● Set problem: Copy out every line containing the word "размещает".

Dataset items
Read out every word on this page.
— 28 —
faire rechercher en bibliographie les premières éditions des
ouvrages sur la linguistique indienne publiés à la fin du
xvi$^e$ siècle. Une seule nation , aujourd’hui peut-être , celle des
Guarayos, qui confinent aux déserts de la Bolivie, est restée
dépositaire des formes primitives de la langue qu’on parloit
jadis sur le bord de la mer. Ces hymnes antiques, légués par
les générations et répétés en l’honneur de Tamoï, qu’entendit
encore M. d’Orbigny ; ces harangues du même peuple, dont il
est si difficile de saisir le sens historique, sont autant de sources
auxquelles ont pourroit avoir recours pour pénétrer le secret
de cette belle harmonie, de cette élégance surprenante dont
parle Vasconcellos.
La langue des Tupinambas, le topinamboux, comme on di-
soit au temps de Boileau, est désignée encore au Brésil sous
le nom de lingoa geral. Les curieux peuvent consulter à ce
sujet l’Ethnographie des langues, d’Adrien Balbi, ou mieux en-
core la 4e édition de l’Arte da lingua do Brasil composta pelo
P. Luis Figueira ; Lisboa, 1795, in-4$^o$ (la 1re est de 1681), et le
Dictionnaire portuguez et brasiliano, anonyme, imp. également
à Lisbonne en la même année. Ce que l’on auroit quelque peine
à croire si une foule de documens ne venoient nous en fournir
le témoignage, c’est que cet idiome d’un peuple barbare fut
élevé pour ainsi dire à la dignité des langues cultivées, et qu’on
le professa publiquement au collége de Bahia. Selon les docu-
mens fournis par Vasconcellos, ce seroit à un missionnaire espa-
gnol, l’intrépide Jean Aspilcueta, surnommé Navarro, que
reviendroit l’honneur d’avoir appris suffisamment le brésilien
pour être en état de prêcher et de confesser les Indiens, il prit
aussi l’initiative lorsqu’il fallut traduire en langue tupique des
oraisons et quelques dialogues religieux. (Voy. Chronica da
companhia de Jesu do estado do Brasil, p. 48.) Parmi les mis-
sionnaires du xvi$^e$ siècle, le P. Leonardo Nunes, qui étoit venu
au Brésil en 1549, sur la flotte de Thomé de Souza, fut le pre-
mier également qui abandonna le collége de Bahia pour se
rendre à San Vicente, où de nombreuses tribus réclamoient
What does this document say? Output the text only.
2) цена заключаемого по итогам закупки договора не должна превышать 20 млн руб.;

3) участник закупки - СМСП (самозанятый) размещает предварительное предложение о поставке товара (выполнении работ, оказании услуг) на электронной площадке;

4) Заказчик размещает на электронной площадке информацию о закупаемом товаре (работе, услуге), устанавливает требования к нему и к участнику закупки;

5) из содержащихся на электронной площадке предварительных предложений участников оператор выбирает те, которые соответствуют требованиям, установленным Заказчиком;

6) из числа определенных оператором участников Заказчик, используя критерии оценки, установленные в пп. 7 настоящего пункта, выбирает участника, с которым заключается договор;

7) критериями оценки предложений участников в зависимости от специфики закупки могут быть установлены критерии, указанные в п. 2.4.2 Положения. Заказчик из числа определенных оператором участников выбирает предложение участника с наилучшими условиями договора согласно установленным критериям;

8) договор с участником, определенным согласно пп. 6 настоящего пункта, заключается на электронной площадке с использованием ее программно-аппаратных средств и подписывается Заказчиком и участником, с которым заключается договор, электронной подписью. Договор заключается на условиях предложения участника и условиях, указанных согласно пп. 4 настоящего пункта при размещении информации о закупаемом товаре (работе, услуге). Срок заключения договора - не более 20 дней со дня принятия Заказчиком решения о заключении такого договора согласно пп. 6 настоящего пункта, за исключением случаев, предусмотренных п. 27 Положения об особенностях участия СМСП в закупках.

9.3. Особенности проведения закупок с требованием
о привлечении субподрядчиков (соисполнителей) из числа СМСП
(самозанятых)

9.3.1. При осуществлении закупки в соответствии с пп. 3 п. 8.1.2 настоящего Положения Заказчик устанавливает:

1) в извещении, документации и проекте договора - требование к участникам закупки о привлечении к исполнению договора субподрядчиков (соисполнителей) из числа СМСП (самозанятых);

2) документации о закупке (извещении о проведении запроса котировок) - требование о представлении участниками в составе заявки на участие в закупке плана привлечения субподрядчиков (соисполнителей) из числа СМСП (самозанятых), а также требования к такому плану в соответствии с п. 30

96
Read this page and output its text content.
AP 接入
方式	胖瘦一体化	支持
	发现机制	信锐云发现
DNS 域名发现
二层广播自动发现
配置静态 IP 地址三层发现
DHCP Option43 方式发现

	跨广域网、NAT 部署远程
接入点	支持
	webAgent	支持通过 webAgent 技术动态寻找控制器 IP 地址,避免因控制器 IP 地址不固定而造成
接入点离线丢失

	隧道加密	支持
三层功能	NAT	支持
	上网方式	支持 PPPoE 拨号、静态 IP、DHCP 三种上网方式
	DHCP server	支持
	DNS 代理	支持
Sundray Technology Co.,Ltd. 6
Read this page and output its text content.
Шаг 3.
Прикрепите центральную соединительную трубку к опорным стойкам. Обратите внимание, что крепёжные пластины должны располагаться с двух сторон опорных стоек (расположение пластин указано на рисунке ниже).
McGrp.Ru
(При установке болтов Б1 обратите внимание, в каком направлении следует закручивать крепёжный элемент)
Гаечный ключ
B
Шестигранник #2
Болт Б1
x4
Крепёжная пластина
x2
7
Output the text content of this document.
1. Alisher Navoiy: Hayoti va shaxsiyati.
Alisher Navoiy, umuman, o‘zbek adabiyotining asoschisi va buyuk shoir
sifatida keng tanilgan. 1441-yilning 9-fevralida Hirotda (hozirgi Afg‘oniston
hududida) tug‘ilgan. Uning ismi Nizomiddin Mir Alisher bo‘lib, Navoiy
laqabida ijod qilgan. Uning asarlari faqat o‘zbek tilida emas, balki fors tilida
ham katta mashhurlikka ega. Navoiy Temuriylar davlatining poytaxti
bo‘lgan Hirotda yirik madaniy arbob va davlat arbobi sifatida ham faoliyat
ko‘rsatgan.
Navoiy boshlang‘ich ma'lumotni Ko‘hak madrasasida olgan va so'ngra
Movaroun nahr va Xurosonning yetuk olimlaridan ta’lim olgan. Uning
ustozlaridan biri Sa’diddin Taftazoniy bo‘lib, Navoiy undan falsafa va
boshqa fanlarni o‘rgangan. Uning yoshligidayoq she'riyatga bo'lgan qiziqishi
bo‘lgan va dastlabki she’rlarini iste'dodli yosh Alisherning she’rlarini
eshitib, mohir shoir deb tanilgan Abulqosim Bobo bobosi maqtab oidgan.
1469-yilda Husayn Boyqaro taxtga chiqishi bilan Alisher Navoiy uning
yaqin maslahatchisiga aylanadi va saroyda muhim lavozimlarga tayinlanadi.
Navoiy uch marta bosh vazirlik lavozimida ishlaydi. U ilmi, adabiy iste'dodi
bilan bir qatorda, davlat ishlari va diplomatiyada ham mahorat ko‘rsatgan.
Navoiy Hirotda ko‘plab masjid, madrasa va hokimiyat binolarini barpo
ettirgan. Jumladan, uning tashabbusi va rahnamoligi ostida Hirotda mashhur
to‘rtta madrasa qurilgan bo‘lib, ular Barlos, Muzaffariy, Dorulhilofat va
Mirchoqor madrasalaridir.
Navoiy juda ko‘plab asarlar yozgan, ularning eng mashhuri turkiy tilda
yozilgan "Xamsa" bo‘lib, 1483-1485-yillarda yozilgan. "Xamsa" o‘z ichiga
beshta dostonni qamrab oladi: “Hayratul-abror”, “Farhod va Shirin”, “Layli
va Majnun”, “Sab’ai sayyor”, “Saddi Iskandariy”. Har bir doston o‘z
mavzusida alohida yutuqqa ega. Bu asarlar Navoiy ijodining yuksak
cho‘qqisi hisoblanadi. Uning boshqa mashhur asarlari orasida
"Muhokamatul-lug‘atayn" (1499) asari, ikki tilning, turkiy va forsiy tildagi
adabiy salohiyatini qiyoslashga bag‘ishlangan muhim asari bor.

● Task response:
3) участник закупки - СМСП (самозанятый) размещает предварительное предложение о поставке товара (выполнении работ, оказании услуг) на электронной площадке;
4) Заказчик размещает на электронной площадке информацию о закупаемом товаре (работе, услуге), устанавливает требования к нему и к участнику закупки;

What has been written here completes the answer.